Start Records supplied

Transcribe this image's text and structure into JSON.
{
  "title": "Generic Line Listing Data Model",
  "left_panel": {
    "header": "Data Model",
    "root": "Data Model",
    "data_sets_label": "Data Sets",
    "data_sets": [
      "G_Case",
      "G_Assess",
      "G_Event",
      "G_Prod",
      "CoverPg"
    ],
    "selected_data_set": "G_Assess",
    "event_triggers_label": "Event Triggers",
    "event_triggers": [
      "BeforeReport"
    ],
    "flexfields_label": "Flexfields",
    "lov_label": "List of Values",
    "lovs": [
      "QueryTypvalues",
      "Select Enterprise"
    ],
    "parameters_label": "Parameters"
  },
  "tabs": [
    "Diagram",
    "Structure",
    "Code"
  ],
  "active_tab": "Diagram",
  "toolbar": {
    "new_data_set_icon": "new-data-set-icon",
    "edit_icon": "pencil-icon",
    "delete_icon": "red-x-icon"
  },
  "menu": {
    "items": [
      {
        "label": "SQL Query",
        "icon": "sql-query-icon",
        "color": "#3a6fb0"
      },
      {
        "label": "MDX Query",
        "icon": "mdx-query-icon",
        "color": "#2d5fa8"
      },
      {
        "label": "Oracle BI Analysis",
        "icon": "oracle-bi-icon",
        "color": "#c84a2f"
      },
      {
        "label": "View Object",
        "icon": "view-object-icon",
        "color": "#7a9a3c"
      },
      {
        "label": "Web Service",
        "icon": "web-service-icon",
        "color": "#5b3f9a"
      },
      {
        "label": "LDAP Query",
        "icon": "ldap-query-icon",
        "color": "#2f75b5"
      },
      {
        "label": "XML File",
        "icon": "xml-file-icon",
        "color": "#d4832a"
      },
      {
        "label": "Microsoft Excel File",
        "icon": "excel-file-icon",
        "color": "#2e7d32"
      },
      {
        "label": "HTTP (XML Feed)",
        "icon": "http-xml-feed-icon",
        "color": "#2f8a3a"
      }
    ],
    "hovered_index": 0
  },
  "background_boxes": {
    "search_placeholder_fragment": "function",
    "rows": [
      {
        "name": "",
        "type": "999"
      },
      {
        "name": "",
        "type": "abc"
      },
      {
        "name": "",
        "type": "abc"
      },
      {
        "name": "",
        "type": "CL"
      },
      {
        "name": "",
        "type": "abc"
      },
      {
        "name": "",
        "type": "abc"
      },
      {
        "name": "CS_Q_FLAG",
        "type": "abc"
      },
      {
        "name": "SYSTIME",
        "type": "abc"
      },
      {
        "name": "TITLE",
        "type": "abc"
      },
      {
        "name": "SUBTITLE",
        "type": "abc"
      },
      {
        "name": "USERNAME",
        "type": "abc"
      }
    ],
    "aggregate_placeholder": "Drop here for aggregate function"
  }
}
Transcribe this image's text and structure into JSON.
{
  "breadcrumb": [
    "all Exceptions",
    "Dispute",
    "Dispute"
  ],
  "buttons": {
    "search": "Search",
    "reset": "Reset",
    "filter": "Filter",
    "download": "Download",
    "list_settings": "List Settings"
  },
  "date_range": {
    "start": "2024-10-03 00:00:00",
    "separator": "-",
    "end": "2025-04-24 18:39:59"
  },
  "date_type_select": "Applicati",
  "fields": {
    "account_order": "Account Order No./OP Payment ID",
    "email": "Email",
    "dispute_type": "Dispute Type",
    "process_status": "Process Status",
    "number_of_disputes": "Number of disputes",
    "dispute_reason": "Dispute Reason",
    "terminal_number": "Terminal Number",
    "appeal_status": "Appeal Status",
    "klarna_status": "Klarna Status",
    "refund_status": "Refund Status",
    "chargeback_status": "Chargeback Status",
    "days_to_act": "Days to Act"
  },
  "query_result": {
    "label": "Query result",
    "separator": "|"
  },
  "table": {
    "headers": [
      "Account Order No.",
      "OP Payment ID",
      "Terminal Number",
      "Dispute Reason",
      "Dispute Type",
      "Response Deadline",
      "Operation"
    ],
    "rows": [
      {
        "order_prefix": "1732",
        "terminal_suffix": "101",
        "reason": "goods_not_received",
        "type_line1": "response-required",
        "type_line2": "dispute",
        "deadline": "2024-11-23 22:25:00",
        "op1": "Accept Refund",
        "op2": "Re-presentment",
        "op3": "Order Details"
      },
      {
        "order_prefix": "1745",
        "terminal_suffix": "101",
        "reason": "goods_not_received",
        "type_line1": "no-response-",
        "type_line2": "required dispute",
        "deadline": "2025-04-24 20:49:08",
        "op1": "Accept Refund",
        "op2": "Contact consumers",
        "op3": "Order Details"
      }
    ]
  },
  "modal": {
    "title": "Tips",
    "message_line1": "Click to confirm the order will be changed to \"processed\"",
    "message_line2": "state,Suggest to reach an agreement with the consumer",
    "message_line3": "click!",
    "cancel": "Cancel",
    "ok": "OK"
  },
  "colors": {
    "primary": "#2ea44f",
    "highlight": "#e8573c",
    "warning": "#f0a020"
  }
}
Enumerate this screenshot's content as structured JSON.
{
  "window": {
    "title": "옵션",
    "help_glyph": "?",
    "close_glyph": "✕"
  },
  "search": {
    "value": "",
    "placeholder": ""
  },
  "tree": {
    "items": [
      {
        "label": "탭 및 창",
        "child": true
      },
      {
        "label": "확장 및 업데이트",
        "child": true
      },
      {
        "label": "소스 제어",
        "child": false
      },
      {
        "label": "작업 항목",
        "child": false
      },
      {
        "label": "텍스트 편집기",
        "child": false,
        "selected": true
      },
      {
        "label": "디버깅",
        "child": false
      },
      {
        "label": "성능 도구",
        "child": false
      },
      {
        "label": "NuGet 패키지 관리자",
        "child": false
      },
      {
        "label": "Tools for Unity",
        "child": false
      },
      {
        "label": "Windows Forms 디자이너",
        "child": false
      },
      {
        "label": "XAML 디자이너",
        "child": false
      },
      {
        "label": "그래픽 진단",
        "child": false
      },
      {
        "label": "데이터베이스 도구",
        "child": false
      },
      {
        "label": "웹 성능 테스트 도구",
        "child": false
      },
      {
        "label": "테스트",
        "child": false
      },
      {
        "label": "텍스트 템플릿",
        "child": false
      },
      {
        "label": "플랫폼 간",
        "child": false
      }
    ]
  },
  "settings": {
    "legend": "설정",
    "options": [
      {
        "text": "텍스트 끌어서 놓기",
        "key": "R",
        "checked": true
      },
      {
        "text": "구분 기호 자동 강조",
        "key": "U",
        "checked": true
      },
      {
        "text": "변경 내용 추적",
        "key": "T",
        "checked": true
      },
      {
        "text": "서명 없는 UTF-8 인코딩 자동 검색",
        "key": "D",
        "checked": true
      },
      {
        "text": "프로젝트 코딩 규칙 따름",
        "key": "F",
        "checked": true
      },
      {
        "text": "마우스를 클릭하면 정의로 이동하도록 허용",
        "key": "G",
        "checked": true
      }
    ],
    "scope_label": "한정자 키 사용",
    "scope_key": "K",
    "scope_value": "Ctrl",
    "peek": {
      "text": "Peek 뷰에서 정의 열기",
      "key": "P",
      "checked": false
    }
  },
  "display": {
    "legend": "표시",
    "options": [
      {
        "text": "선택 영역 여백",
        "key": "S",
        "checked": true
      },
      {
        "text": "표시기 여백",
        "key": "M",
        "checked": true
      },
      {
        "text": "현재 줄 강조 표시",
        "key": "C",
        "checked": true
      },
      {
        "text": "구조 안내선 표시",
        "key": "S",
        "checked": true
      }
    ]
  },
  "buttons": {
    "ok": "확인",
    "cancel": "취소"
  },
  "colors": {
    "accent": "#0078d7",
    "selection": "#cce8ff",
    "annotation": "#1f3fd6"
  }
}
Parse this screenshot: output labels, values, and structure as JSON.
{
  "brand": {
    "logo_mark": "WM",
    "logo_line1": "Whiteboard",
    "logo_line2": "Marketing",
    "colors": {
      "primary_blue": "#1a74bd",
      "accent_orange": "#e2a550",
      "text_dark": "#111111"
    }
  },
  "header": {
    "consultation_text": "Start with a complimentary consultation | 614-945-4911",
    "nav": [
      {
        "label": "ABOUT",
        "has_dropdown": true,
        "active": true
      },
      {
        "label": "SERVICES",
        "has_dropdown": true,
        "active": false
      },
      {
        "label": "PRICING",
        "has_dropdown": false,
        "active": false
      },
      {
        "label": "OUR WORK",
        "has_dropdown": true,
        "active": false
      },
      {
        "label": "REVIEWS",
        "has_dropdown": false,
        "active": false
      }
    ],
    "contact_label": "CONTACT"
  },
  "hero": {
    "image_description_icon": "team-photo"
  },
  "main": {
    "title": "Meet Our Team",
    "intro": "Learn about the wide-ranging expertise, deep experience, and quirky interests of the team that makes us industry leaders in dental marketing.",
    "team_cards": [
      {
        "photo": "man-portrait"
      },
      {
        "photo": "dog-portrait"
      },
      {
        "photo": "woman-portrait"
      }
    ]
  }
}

End Records supplied

→ **What is needed**
The string "JSON" may appear in lines of the listing above; tally those lines and give the number only.

→ **Result for this task**
4